Source data:

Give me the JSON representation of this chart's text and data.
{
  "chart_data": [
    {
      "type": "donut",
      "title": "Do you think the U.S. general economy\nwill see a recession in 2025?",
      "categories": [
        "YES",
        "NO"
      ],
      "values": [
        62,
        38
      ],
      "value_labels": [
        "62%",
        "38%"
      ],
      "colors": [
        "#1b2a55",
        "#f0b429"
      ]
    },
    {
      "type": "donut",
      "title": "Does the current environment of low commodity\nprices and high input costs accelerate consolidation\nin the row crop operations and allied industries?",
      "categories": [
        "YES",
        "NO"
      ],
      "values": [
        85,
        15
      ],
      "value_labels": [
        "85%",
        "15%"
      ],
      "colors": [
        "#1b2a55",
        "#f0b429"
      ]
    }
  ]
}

Required task: Using the listing above, locate the lines that hold "title" and copy each one.

Solution to this problem:
      "title": "Do you think the U.S. general economy\nwill see a recession in 2025?",
      "title": "Does the current environment of low commodity\nprices and high input costs accelerate consolidation\nin the row crop operations and allied industries?",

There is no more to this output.